Work instructions: Copy out every line of the records where the string "gruppo" occurs.

Entries supplied:
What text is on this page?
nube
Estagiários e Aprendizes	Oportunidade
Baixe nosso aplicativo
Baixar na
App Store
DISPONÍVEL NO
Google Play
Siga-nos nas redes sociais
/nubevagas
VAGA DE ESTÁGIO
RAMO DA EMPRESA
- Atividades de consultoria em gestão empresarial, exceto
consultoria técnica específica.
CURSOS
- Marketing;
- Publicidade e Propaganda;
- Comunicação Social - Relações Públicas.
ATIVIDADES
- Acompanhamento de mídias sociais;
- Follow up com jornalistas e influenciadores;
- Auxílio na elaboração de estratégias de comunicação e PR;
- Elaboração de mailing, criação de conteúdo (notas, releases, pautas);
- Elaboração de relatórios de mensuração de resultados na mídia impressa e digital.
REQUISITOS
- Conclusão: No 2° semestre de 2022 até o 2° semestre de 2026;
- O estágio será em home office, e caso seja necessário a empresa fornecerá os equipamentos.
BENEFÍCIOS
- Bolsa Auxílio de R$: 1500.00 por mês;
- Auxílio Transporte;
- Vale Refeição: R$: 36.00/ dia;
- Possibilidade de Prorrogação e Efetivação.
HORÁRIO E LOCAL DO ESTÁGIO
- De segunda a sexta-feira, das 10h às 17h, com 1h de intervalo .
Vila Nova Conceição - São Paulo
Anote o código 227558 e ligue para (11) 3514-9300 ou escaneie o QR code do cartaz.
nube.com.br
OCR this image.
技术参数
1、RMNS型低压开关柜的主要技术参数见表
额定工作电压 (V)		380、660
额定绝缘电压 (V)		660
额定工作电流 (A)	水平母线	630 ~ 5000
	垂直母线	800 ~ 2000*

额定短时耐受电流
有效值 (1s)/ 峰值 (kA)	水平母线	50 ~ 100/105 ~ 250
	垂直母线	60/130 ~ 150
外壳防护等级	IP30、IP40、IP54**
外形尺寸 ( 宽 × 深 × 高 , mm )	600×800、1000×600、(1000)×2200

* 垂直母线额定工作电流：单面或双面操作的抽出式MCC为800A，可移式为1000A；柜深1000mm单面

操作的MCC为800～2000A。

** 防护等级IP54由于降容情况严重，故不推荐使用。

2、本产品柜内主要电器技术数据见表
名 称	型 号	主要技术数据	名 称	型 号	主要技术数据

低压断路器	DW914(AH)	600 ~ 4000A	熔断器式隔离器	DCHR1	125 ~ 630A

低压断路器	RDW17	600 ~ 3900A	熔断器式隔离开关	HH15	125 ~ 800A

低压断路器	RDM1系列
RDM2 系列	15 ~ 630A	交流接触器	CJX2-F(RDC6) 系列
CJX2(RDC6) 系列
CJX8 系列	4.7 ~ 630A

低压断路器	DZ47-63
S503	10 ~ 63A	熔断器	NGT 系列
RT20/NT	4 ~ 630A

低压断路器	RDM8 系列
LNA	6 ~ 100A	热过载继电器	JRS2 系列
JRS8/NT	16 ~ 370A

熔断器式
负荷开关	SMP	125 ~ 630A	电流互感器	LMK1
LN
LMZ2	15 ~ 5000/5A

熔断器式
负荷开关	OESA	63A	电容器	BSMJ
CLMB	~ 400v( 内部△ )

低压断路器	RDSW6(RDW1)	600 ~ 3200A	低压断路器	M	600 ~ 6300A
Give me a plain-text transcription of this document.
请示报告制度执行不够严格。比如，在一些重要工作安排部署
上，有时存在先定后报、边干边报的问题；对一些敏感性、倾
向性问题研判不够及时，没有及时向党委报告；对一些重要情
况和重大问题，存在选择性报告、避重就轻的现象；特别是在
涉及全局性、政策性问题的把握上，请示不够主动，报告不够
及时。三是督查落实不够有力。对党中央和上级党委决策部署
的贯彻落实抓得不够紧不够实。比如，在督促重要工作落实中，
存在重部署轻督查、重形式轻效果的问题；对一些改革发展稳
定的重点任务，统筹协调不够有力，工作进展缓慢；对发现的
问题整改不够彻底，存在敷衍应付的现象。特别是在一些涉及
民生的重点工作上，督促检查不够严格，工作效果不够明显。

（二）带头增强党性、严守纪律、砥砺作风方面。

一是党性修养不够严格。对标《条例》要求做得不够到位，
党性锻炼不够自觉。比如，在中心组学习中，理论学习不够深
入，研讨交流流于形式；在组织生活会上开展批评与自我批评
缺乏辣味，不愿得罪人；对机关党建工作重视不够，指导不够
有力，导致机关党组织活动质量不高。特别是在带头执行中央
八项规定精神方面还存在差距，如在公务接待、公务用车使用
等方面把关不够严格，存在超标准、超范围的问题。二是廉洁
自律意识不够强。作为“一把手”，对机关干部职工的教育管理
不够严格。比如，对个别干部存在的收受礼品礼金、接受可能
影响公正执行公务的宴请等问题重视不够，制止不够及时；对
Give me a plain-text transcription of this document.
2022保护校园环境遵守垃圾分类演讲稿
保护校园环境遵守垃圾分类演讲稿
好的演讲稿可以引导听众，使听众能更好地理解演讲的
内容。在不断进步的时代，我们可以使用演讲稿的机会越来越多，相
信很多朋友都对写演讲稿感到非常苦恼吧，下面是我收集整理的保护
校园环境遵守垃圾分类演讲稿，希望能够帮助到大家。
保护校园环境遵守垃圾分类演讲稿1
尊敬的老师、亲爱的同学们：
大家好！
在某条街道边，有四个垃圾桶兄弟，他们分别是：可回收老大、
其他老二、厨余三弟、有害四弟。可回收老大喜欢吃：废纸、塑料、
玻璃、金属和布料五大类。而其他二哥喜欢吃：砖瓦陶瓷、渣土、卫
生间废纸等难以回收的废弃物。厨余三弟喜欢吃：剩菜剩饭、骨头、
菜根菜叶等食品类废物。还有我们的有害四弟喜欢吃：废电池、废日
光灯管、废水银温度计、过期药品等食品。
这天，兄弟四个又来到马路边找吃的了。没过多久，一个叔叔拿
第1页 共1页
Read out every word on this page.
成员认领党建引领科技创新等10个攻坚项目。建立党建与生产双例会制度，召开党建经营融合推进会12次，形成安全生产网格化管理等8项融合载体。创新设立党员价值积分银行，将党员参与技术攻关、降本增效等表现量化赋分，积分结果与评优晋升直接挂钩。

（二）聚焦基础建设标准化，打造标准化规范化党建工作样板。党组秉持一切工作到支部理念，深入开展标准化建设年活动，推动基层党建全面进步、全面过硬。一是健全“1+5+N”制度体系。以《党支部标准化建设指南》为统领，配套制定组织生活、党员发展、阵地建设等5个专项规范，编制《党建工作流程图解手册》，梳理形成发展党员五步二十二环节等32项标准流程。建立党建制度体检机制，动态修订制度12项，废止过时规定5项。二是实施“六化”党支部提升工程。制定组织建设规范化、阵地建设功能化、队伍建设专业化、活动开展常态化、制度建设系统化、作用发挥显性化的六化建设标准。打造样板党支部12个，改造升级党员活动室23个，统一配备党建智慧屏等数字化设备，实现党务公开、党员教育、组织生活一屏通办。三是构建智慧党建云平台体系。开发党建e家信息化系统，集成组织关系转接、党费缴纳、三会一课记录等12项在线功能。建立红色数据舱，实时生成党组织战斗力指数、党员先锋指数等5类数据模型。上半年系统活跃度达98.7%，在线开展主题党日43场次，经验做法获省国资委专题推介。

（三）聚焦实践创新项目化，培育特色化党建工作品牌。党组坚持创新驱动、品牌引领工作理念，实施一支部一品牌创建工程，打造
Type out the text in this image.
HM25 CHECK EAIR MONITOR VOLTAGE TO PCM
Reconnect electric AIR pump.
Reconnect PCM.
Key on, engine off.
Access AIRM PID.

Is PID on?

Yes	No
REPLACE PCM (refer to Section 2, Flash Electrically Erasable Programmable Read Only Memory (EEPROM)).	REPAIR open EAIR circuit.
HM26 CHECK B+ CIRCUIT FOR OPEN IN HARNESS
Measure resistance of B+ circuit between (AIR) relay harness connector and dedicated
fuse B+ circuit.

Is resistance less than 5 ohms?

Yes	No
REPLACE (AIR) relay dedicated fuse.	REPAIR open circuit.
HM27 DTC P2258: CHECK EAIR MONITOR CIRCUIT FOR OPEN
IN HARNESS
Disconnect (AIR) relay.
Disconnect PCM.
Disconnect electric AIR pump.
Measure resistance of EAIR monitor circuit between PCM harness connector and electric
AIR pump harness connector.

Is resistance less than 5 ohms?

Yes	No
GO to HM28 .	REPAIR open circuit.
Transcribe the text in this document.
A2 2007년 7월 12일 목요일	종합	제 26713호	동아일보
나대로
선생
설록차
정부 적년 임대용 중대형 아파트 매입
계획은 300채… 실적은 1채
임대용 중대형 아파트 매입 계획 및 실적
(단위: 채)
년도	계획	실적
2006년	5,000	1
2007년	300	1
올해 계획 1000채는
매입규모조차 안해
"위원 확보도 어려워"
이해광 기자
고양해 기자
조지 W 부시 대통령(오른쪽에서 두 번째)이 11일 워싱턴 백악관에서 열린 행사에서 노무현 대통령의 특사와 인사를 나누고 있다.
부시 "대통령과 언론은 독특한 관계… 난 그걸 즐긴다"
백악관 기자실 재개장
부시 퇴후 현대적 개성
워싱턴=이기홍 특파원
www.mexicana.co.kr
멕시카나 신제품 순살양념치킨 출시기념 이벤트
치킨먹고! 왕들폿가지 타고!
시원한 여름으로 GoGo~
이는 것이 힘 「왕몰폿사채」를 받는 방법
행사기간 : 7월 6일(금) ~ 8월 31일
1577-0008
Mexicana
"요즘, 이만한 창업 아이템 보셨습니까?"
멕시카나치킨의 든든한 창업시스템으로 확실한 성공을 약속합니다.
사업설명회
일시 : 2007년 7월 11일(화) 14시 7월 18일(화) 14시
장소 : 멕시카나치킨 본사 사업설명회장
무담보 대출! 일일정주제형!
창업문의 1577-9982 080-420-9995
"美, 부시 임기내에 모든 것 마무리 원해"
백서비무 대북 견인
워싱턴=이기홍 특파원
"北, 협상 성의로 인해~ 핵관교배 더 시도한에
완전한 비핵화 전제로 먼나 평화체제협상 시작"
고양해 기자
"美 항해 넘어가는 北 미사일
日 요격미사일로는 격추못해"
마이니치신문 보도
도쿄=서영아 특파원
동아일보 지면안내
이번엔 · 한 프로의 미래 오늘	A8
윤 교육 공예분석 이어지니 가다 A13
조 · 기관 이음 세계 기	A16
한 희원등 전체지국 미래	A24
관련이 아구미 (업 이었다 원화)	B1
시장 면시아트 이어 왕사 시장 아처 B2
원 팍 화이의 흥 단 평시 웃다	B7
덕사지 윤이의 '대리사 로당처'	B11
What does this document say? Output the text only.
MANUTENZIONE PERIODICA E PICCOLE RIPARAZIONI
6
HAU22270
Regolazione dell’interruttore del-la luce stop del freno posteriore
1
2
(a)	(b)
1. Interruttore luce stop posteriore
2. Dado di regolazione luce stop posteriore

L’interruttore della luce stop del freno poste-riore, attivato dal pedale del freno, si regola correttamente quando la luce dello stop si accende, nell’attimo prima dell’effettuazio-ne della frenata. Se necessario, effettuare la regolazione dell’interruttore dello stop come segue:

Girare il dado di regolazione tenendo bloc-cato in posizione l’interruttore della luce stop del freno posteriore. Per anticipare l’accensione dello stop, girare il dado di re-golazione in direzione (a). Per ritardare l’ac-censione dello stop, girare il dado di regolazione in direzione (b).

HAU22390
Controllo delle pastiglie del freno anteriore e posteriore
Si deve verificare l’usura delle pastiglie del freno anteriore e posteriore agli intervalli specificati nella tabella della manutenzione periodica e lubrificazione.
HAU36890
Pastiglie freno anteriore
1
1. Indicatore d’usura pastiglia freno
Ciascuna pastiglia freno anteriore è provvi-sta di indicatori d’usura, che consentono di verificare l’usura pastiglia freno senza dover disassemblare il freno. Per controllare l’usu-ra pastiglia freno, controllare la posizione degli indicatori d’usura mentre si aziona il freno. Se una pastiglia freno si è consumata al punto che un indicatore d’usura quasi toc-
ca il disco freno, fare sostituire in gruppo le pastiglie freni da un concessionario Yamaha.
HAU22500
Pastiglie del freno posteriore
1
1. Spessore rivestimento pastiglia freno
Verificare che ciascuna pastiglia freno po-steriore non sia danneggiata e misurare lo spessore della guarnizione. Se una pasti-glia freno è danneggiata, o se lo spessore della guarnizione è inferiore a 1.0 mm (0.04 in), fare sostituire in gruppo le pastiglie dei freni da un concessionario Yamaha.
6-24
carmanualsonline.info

Result of the exercise:
ca il disco freno, fare sostituire in gruppo le pastiglie freni da un concessionario Yamaha.
Verificare che ciascuna pastiglia freno po-steriore non sia danneggiata e misurare lo spessore della guarnizione. Se una pasti-glia freno è danneggiata, o se lo spessore della guarnizione è inferiore a 1.0 mm (0.04 in), fare sostituire in gruppo le pastiglie dei freni da un concessionario Yamaha.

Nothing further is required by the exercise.